___ Data section
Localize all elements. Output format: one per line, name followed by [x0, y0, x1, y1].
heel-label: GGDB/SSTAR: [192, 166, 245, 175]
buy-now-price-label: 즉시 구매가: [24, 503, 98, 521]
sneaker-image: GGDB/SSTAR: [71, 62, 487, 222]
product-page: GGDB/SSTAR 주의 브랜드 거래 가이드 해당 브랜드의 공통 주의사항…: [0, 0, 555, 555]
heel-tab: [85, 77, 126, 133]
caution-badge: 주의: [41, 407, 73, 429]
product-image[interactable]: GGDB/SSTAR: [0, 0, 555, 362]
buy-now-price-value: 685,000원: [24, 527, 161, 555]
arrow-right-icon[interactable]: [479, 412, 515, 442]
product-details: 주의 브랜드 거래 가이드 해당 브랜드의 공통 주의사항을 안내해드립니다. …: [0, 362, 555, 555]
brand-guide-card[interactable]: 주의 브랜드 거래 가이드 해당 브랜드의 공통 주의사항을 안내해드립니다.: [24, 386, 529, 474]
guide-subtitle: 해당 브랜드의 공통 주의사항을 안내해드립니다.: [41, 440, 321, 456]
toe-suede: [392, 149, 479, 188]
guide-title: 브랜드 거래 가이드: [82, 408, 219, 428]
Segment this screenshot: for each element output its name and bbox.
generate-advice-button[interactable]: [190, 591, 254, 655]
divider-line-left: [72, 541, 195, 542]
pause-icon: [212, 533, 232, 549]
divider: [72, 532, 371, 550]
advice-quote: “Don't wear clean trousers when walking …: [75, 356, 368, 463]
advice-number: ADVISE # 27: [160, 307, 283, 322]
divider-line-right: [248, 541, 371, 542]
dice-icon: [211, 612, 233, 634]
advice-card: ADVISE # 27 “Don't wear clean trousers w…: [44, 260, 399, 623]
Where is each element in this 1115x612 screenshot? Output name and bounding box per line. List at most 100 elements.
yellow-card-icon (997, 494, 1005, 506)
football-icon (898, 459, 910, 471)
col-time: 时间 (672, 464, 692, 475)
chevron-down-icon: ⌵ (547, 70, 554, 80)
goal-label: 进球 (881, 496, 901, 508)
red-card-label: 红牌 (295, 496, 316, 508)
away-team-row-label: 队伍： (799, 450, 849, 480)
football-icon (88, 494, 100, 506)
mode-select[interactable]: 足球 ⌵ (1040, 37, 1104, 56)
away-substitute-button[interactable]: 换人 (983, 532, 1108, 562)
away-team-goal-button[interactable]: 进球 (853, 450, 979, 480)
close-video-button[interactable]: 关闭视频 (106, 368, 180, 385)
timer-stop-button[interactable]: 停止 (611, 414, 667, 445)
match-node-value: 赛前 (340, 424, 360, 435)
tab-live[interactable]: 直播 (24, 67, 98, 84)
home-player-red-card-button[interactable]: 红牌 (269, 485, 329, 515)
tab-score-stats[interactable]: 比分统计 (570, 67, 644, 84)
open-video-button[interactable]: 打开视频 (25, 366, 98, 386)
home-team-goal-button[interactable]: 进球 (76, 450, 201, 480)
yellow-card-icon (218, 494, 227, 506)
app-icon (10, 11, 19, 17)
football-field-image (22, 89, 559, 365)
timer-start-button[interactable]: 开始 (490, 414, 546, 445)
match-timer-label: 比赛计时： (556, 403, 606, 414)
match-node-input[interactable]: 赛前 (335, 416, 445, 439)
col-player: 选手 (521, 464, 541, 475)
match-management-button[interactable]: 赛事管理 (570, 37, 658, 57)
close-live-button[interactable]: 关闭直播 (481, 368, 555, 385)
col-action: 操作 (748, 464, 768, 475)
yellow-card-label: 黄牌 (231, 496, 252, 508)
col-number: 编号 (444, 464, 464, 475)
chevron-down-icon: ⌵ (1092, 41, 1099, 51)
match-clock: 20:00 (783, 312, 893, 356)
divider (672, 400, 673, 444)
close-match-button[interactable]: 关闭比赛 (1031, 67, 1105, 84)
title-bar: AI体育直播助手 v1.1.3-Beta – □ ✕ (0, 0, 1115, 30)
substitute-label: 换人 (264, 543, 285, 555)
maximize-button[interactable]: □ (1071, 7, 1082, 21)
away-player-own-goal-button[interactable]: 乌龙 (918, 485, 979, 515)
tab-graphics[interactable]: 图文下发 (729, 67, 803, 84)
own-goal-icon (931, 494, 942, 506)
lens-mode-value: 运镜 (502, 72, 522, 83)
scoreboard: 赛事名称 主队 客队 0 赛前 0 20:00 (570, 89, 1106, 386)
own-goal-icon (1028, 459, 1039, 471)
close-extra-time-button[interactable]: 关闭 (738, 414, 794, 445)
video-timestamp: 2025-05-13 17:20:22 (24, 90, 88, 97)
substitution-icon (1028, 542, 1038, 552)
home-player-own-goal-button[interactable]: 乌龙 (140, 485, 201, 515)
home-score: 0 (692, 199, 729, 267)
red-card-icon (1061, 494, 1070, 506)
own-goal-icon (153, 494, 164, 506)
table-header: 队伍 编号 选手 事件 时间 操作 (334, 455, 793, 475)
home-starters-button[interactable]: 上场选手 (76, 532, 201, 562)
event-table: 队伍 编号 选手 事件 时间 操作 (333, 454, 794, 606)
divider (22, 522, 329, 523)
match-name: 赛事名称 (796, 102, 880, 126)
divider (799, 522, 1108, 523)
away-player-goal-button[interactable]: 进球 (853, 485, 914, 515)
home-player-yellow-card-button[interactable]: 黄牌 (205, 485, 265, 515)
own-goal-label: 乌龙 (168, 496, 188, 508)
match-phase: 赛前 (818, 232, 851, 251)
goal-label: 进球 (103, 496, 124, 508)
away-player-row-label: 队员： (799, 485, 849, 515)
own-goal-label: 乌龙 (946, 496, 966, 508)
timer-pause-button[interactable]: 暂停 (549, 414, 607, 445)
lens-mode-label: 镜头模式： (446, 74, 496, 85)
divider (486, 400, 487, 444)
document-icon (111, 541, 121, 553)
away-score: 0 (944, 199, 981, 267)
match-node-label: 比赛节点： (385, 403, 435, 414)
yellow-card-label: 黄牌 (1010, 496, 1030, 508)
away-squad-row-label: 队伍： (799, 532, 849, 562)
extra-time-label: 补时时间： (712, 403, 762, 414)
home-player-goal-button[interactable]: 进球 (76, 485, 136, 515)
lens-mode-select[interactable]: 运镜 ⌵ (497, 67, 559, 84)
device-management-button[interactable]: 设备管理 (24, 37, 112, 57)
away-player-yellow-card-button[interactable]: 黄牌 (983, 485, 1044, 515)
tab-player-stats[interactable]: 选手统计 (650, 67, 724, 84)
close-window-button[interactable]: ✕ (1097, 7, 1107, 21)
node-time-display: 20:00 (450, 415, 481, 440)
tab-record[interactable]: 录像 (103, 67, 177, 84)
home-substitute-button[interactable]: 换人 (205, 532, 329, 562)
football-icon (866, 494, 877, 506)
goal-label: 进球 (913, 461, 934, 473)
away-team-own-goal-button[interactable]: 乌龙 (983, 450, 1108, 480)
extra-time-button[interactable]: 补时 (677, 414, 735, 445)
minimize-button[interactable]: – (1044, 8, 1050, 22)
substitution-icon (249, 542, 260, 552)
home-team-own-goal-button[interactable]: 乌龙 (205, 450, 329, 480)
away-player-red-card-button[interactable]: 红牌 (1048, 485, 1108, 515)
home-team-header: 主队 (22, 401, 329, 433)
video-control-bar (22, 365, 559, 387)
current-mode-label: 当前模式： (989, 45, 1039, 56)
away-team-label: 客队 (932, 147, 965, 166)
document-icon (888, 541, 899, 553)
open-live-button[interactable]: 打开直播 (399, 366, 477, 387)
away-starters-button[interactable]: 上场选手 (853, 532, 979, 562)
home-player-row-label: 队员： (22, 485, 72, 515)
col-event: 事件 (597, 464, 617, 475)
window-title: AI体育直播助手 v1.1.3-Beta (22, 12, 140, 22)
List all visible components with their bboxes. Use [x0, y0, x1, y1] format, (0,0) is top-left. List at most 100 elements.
______
___ Data section
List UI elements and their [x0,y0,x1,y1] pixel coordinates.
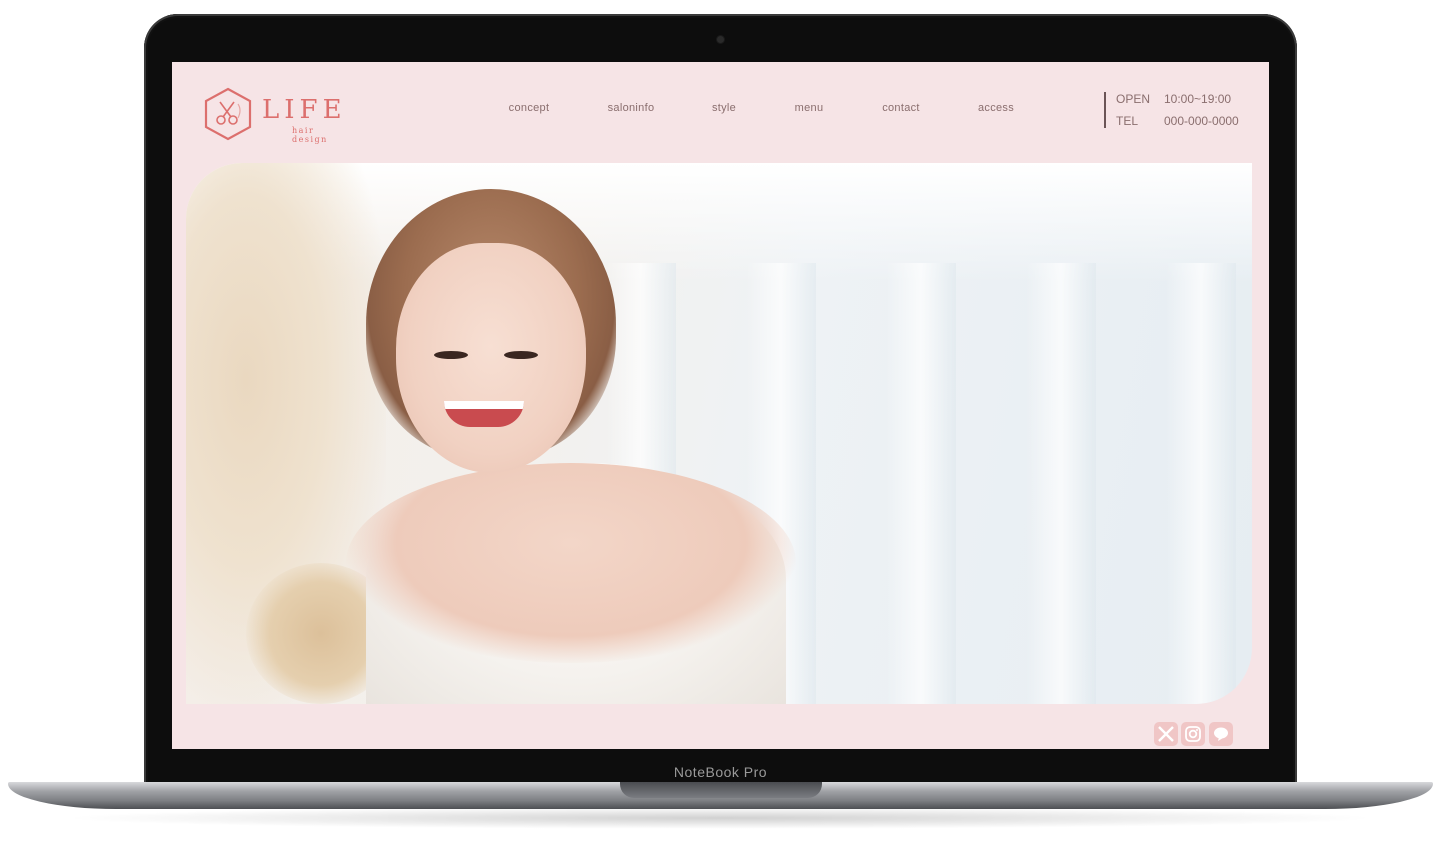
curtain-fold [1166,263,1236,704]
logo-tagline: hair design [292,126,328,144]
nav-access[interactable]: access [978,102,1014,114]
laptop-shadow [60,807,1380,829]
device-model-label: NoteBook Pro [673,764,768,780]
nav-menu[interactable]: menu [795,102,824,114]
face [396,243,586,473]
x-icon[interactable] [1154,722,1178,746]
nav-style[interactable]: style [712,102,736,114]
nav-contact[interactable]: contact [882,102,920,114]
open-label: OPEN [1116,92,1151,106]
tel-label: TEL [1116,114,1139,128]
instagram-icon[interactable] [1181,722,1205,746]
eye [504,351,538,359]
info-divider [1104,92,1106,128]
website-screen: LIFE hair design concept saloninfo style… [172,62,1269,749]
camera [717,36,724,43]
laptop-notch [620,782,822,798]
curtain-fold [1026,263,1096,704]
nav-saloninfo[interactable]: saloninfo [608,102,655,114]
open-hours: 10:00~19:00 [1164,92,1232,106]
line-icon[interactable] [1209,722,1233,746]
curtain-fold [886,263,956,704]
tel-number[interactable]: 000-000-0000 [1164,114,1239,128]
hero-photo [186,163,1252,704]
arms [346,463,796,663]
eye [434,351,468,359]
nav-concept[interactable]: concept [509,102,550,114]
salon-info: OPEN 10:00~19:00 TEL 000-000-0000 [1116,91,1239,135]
______
■ Aim of the exercise ■
Extract, unchanged, the lines between the line containing "Localize all elements." and the line containing "caution-badge: 주의: [41, 407, 73, 429]", inclusive.

■ Solution to this task ■
Localize all elements. Output format: one per line, name followed by [x0, y0, x1, y1].
heel-label: GGDB/SSTAR: [192, 166, 245, 175]
buy-now-price-label: 즉시 구매가: [24, 503, 98, 521]
sneaker-image: GGDB/SSTAR: [71, 62, 487, 222]
product-page: GGDB/SSTAR 주의 브랜드 거래 가이드 해당 브랜드의 공통 주의사항…: [0, 0, 555, 555]
heel-tab: [85, 77, 126, 133]
caution-badge: 주의: [41, 407, 73, 429]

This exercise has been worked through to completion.